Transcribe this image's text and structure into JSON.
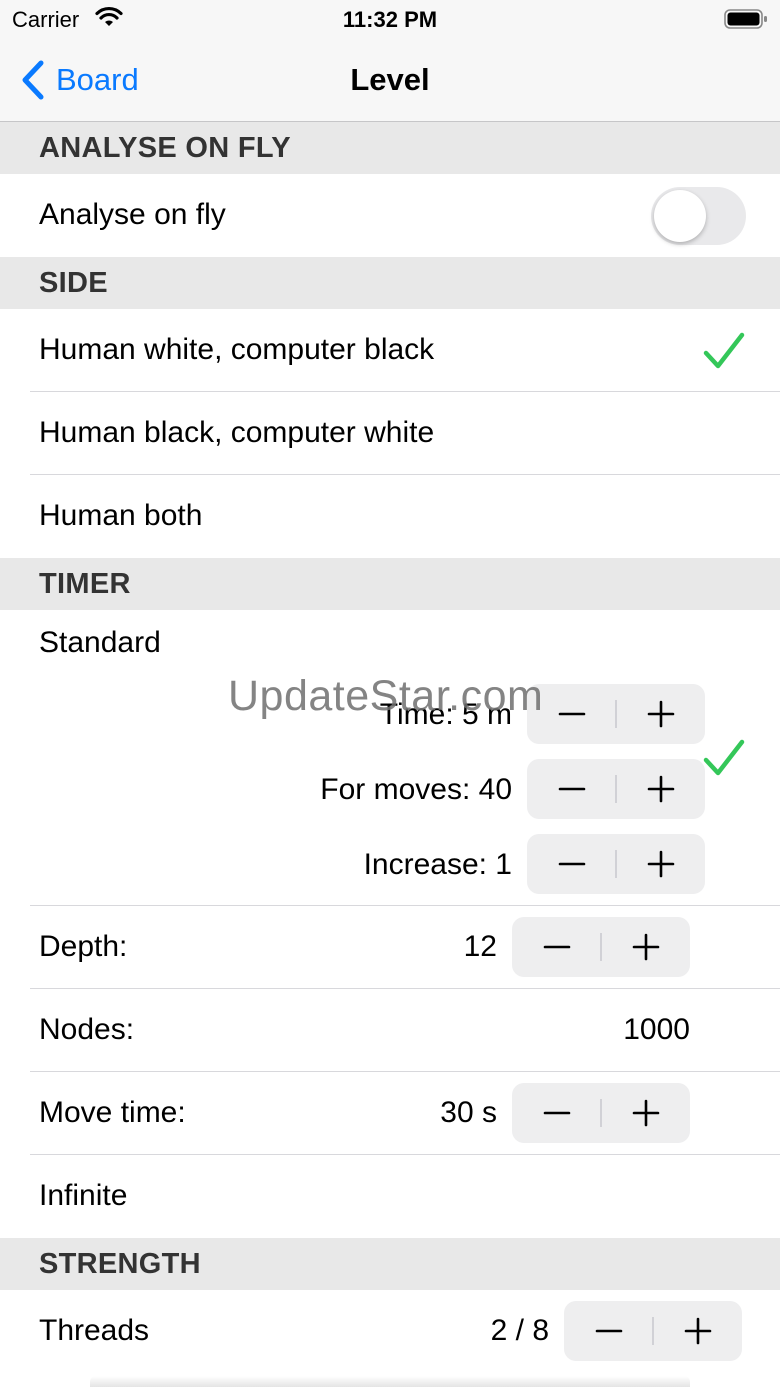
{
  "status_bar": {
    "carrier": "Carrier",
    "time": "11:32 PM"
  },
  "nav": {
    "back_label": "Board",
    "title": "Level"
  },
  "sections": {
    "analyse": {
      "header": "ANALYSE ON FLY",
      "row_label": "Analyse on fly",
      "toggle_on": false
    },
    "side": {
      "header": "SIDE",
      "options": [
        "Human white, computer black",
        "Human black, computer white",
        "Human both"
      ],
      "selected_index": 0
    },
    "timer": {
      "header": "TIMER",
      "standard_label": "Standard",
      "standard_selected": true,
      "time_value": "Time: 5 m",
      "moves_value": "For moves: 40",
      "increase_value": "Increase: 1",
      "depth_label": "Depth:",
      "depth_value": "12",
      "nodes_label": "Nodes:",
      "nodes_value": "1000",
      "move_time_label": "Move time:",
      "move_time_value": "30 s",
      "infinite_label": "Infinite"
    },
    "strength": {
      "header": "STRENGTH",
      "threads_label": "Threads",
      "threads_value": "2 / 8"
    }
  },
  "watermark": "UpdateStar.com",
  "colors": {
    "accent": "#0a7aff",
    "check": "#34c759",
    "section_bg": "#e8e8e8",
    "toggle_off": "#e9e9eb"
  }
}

---

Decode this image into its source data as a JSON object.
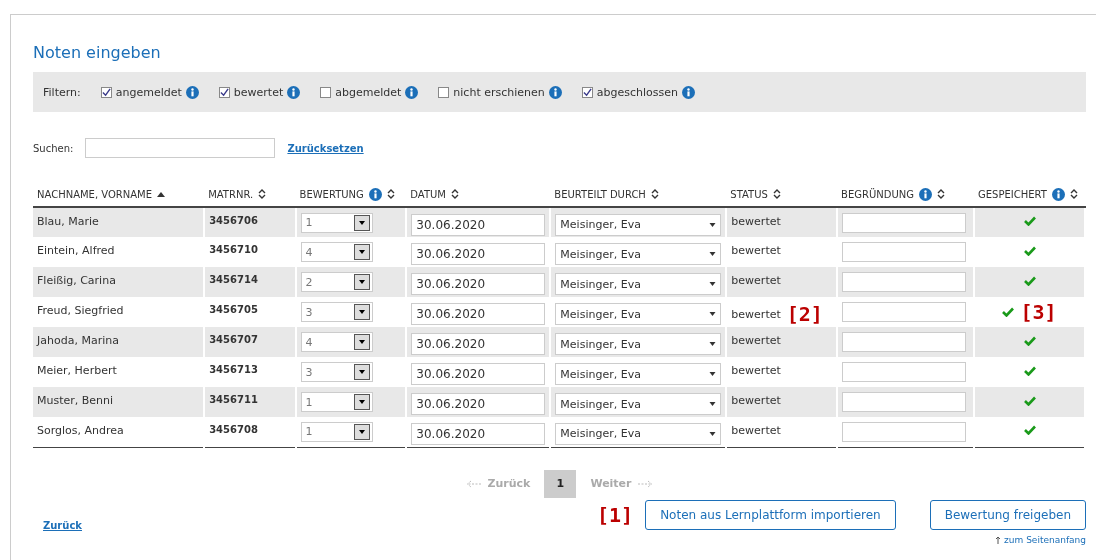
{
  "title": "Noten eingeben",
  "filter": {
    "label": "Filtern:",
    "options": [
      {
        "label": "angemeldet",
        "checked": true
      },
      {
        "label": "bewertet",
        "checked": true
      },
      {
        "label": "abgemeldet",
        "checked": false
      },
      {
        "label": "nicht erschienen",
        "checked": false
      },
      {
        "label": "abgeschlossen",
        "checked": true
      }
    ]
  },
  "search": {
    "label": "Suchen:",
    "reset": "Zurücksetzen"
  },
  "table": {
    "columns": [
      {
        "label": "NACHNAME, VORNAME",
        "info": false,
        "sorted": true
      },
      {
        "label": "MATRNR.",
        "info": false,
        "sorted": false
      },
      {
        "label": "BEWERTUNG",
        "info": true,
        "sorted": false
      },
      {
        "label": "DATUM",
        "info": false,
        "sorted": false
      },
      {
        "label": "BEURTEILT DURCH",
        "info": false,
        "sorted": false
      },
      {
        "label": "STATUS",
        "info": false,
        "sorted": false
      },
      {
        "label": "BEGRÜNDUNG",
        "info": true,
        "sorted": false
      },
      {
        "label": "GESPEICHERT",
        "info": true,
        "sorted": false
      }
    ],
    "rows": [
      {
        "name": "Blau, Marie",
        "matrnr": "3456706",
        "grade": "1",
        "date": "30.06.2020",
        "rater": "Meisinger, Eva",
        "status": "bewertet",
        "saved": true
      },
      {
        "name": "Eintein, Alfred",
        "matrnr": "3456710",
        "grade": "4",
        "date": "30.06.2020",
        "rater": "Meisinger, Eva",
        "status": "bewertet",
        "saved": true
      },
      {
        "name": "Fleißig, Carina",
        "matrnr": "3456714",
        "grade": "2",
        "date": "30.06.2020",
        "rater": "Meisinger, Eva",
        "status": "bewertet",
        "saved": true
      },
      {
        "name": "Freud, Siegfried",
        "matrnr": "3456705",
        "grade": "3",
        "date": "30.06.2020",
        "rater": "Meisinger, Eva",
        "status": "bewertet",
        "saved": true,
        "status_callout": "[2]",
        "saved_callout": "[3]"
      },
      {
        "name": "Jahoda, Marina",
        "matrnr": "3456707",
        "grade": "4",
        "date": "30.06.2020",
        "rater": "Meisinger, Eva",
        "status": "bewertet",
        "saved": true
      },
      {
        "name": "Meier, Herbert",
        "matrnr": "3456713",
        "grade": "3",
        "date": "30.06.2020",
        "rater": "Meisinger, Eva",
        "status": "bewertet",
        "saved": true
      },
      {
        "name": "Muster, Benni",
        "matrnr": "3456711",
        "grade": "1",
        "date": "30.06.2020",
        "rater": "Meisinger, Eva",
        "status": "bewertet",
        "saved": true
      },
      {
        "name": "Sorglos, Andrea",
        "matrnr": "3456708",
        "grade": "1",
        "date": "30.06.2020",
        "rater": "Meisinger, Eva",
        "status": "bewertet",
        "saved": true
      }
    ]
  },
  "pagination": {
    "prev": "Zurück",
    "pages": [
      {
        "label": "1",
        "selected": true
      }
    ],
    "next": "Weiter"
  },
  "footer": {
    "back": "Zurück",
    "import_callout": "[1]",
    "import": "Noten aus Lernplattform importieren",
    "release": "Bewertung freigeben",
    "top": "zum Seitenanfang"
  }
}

* **What is asked**
Search the entries for the word "Human" and gather every line where it appears.

* **Written response**
        "Human white, computer black",
        "Human black, computer white",
        "Human both"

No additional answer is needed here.